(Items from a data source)
•••••

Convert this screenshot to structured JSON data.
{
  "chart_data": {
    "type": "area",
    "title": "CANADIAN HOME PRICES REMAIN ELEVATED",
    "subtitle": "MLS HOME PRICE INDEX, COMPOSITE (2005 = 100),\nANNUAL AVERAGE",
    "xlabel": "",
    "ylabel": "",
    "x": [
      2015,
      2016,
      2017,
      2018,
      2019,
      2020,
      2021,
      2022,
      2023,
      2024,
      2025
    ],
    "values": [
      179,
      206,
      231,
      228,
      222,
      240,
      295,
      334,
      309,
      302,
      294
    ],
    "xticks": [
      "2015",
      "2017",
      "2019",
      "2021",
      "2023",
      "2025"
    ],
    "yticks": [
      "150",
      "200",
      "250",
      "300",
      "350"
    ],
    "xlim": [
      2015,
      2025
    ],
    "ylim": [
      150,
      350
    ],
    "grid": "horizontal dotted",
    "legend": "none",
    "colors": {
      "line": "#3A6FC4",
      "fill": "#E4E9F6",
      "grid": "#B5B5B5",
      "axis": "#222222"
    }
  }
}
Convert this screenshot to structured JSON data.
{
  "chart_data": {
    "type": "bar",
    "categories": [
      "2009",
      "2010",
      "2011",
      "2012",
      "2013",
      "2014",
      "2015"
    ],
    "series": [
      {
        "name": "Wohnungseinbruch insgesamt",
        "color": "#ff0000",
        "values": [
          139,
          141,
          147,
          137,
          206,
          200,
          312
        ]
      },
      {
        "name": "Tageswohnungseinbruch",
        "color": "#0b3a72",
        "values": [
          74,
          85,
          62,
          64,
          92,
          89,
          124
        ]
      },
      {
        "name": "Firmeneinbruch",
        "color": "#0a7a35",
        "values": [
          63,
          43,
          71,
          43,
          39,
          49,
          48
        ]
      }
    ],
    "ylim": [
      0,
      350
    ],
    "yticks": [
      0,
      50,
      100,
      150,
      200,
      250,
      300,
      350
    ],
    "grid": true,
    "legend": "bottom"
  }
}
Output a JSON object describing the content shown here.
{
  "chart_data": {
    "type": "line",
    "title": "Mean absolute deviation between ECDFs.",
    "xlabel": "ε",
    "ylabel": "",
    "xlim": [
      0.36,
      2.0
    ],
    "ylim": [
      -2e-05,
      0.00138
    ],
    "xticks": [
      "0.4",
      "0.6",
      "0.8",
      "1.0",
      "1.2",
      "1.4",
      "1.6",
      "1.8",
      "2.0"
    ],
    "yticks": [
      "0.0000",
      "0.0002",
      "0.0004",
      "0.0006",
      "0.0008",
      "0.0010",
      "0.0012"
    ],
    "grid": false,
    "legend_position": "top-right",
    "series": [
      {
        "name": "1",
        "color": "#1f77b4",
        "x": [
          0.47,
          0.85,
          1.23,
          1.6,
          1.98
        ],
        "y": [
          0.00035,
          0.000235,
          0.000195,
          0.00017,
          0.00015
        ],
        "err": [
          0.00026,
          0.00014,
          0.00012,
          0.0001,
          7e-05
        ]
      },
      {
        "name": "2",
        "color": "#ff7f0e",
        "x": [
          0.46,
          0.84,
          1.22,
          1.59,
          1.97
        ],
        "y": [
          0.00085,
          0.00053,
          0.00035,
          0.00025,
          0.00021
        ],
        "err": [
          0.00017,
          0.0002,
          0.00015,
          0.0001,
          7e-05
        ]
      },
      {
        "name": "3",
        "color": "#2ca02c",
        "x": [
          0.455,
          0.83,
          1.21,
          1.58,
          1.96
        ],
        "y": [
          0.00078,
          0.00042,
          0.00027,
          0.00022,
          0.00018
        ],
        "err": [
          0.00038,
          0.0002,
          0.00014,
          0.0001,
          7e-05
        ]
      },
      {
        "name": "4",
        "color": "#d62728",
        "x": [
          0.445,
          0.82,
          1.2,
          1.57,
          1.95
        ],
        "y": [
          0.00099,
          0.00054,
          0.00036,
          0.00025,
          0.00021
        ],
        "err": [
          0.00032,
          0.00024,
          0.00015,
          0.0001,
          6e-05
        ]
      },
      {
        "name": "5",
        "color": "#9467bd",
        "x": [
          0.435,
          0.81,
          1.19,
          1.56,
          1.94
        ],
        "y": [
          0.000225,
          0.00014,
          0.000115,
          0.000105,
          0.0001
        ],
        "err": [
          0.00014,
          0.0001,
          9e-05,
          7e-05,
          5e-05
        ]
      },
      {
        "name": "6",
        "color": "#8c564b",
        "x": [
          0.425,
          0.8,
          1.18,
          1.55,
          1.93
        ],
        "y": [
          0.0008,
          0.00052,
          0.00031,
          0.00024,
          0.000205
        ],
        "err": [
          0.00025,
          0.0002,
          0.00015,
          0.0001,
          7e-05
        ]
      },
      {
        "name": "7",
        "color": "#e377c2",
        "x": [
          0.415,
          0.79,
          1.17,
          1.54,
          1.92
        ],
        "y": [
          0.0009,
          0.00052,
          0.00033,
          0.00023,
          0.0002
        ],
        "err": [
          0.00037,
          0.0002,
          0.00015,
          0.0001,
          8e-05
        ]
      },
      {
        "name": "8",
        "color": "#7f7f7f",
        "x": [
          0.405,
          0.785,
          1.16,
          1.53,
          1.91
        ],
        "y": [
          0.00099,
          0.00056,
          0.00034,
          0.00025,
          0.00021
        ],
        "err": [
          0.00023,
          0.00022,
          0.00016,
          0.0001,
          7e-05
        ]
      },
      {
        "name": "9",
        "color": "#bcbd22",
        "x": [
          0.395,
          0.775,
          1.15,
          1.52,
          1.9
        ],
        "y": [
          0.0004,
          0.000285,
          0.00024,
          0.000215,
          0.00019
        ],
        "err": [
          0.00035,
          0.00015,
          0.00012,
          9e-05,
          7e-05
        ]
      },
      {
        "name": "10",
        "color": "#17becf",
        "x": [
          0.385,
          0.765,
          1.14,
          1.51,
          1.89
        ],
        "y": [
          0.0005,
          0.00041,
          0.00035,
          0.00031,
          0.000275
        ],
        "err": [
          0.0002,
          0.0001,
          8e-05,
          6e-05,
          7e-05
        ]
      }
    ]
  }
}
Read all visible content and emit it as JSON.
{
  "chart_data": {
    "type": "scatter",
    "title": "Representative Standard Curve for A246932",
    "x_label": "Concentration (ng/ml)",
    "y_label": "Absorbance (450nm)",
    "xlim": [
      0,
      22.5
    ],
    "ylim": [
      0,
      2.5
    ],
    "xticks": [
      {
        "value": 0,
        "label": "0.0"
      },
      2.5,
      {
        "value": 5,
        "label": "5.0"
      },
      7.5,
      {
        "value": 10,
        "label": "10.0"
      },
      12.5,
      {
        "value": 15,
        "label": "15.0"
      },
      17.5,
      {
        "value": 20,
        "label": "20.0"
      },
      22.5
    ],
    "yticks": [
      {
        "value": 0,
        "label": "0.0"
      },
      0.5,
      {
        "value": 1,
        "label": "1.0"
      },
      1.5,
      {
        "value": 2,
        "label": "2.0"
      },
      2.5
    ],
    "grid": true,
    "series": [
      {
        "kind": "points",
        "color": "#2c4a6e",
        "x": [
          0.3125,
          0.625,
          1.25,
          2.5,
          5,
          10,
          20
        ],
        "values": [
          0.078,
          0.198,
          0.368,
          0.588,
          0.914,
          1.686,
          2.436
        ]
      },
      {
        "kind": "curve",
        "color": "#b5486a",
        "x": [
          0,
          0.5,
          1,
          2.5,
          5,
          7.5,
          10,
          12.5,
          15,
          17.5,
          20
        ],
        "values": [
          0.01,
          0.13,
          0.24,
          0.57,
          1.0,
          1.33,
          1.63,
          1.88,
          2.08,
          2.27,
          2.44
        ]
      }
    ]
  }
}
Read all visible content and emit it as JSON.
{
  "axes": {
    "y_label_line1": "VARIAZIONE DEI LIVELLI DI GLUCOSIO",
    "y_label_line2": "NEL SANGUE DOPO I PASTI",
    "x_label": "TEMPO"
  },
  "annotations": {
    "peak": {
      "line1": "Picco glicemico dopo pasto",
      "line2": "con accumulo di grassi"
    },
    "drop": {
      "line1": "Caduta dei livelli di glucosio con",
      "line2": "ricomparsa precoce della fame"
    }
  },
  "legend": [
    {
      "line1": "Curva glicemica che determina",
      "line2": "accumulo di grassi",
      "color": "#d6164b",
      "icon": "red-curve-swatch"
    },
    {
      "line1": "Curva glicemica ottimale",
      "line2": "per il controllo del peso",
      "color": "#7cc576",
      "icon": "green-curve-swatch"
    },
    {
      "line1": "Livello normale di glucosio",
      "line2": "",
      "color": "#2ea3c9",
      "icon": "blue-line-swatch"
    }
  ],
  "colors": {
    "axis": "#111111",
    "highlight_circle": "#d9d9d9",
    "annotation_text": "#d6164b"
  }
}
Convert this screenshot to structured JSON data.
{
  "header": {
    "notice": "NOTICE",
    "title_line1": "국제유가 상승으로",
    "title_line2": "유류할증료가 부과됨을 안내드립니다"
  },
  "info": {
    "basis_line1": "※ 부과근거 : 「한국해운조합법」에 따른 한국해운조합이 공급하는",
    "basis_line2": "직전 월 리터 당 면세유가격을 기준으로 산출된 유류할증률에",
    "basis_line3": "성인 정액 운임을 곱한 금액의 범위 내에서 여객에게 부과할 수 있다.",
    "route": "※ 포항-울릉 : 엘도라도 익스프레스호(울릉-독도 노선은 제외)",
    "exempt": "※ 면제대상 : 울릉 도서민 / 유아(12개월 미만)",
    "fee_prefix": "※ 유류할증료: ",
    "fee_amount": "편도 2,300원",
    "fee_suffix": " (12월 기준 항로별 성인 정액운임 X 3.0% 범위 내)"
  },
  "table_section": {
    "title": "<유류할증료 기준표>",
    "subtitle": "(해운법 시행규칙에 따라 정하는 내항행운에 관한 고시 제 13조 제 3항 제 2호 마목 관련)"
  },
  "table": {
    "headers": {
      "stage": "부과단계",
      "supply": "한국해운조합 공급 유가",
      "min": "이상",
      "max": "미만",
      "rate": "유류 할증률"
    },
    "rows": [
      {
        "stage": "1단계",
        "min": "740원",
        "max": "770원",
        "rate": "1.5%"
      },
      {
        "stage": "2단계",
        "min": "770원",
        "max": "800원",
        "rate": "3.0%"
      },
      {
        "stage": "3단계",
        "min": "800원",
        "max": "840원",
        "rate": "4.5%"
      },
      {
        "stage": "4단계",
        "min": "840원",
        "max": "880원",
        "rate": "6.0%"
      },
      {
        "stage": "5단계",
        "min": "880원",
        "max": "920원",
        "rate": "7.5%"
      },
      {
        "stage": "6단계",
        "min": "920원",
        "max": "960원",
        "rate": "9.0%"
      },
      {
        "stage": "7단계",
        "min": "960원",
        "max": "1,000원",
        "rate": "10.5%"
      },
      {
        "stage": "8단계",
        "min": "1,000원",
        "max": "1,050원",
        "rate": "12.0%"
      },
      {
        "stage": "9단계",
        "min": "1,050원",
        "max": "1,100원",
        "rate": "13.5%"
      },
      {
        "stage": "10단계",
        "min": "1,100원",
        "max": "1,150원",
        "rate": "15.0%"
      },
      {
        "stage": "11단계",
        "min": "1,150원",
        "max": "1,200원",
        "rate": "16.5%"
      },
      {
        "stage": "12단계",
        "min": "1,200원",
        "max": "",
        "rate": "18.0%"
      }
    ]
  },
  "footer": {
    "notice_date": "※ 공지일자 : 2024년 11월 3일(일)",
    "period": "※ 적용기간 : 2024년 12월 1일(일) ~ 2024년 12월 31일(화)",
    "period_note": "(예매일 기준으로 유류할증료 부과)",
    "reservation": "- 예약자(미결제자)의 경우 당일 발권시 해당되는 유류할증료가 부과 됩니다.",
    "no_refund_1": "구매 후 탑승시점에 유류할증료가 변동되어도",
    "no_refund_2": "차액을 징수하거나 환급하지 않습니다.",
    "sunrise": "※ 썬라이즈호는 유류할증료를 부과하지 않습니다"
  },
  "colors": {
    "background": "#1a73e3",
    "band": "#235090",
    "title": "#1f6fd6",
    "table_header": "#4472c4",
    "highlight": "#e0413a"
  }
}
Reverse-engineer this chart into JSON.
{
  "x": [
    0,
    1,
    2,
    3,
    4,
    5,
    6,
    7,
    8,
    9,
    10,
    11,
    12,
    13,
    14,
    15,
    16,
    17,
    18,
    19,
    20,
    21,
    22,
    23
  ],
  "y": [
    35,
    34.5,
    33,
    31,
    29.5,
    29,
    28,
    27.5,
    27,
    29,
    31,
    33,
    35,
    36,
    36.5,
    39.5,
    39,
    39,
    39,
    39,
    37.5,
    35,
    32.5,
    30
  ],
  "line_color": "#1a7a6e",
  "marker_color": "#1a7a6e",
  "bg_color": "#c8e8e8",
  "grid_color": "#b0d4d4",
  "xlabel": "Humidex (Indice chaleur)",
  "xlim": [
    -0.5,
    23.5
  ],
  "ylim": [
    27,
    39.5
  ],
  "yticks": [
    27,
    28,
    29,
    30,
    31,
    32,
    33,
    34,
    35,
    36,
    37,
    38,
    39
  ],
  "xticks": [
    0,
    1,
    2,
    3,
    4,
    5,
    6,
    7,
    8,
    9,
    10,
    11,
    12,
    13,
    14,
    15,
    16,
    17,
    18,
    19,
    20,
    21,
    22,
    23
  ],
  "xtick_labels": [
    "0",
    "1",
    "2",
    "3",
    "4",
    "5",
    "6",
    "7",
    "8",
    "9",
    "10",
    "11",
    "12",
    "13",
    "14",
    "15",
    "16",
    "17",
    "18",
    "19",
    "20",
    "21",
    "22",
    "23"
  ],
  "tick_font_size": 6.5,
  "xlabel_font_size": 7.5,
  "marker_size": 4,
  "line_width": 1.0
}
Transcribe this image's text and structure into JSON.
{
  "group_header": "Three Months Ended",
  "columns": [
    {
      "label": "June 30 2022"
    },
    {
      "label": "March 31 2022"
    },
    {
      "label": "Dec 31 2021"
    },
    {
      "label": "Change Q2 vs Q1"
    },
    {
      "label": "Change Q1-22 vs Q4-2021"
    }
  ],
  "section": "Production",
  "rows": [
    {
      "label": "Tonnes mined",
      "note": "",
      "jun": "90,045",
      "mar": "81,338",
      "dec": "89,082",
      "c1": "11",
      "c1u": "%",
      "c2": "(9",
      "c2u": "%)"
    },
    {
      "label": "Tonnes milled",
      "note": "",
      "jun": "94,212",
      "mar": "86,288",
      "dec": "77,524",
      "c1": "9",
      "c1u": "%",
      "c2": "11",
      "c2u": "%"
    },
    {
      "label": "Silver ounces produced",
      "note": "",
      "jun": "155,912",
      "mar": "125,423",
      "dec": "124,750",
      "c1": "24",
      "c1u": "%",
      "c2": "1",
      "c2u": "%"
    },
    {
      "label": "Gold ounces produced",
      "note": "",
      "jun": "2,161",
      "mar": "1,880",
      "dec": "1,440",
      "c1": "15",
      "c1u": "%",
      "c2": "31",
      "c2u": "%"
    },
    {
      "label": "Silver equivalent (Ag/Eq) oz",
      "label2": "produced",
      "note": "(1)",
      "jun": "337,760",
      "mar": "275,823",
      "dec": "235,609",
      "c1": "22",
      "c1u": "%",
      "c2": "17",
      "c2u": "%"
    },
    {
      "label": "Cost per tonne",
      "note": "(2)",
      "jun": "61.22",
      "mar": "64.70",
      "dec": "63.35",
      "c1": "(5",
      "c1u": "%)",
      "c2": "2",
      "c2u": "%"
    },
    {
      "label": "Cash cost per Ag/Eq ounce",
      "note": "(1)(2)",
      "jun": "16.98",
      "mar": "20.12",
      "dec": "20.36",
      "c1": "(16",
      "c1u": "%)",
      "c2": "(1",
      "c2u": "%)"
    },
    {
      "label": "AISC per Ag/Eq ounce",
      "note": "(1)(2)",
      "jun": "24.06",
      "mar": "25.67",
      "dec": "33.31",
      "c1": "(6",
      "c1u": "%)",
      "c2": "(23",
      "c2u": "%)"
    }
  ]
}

•••••

> WHAT IS REQUIRED
Scan the material above. Copy each line where "않습니다" occurs.

> FULL ANSWER
    "no_refund_2": "차액을 징수하거나 환급하지 않습니다.",
    "sunrise": "※ 썬라이즈호는 유류할증료를 부과하지 않습니다"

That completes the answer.